**Do this:** Check each line of the listing below for the string "pokyny", and give only how many lines hold it.
--- START ---
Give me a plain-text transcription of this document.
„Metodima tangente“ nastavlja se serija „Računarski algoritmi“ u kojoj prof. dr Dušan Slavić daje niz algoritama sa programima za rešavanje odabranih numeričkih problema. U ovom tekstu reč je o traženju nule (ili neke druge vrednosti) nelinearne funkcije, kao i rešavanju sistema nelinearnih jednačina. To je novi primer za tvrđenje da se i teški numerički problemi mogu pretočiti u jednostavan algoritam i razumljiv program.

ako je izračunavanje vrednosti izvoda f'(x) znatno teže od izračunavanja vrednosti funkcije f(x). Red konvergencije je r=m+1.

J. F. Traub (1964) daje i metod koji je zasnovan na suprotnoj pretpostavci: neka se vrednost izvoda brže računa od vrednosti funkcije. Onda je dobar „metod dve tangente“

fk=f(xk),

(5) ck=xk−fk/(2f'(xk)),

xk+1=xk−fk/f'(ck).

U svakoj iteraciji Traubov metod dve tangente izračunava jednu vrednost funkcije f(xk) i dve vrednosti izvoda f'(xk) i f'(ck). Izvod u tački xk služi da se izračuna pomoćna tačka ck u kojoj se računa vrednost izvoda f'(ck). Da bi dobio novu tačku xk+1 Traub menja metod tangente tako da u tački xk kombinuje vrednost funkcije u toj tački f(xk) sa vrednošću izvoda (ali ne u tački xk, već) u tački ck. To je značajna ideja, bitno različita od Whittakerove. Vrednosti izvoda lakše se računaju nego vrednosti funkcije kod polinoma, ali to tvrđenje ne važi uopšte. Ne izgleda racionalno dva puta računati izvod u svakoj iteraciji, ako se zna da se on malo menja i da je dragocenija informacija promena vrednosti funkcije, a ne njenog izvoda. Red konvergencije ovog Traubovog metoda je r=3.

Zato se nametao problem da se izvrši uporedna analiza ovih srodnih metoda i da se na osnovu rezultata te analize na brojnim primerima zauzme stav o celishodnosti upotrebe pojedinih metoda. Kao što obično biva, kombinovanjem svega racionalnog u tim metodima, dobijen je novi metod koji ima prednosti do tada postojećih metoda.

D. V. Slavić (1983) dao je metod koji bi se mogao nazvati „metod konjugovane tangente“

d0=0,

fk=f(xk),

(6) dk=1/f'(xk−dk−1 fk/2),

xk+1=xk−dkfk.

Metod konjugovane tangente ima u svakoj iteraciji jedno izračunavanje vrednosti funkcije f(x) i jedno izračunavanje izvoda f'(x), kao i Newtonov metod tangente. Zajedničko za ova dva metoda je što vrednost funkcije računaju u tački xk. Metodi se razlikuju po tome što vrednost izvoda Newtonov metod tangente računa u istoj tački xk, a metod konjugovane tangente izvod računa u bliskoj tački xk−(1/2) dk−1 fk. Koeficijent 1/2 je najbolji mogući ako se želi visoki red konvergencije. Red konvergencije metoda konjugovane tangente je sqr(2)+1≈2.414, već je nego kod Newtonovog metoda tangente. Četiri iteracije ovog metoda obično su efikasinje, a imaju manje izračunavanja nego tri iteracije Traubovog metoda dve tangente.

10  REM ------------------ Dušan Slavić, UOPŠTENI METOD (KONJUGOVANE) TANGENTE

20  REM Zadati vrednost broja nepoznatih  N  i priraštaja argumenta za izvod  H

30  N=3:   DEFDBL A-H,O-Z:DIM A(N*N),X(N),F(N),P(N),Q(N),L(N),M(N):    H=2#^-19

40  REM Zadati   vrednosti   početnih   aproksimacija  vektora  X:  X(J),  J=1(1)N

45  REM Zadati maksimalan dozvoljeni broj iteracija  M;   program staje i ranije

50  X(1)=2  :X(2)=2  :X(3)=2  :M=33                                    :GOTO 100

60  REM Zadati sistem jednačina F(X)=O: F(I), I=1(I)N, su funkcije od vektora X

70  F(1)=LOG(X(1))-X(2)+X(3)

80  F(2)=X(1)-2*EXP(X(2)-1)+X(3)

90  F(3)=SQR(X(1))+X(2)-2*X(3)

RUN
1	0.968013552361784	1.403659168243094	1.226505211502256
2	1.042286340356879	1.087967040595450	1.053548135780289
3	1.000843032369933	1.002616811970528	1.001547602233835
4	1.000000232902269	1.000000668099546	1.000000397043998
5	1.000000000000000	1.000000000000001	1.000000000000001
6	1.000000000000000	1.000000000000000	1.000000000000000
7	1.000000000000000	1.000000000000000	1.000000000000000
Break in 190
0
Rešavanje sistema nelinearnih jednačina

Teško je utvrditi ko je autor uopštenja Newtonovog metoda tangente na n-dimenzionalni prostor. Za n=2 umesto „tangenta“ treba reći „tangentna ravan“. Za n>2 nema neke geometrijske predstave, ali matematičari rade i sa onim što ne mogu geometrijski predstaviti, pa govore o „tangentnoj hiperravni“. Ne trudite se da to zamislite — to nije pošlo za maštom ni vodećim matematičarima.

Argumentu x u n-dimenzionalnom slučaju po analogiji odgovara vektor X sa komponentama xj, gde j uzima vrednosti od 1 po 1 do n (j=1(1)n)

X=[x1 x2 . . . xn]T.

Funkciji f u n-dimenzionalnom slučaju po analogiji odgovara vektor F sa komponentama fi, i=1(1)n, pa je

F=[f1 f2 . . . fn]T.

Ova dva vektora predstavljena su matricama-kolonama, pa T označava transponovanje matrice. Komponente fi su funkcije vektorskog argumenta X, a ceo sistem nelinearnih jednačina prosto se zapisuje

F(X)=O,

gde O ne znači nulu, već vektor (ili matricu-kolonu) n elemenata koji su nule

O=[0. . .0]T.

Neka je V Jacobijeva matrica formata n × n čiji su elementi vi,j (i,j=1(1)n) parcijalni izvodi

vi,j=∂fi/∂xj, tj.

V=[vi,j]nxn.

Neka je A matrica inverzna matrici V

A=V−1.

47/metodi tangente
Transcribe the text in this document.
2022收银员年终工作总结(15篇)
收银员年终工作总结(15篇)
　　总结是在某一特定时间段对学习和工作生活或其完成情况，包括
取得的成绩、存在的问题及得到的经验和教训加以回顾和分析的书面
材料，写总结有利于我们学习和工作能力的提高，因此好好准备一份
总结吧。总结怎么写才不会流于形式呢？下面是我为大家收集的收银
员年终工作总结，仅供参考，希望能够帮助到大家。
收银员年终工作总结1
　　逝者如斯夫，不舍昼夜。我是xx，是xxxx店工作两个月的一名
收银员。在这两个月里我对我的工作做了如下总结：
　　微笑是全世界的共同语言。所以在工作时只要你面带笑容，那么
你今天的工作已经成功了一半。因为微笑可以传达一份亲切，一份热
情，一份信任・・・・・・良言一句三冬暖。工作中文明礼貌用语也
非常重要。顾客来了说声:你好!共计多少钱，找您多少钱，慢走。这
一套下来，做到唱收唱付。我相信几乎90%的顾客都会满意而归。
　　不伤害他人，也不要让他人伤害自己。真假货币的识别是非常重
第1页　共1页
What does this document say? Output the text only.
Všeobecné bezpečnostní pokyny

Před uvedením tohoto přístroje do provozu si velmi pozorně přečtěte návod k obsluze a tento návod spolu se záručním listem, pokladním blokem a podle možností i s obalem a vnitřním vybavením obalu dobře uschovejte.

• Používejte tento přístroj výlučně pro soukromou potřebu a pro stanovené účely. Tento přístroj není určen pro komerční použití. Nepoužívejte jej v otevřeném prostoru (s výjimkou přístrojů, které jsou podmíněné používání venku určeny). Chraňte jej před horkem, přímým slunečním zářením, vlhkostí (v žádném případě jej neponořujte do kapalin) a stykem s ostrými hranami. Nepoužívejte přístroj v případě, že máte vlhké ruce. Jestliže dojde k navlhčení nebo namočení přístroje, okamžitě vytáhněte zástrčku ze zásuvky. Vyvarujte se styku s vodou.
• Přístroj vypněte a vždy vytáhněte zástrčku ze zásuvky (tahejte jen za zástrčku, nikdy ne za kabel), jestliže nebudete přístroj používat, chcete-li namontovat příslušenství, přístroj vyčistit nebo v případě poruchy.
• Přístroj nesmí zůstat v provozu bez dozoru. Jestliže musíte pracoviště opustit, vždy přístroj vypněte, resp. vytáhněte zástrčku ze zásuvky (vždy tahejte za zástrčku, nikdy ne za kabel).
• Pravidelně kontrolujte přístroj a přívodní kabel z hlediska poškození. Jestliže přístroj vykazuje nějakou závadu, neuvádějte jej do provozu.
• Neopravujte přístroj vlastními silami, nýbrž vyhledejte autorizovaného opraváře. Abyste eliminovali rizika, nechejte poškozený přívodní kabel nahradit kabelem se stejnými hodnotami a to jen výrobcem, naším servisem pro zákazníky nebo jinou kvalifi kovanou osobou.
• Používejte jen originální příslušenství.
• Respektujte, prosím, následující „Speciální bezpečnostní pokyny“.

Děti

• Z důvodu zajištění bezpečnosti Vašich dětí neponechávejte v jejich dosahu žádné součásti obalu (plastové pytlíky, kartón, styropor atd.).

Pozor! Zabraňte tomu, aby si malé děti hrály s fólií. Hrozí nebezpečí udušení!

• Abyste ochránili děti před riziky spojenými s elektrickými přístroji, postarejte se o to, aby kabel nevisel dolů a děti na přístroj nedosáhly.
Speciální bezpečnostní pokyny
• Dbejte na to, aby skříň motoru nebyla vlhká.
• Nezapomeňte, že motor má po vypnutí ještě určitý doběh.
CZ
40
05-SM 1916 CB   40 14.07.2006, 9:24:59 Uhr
--- END ---
**Worked answer:** 3